**Your task**
Report all lines holding "postoperatively".

**Input rows**
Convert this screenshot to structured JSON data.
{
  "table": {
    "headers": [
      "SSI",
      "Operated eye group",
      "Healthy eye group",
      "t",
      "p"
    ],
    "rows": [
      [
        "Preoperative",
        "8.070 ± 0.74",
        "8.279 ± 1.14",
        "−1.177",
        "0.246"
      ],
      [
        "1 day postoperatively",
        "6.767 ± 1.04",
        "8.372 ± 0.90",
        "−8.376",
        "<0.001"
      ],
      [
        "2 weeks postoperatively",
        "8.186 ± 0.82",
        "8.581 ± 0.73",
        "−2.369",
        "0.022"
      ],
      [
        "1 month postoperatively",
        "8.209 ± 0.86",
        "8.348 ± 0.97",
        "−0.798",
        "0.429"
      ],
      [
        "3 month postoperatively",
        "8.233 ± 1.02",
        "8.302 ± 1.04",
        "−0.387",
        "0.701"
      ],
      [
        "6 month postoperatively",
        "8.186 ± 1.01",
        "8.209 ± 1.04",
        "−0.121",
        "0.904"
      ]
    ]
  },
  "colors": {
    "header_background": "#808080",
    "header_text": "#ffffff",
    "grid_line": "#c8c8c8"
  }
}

**Solution to this task**
        "1 day postoperatively",
        "2 weeks postoperatively",
        "1 month postoperatively",
        "3 month postoperatively",
        "6 month postoperatively",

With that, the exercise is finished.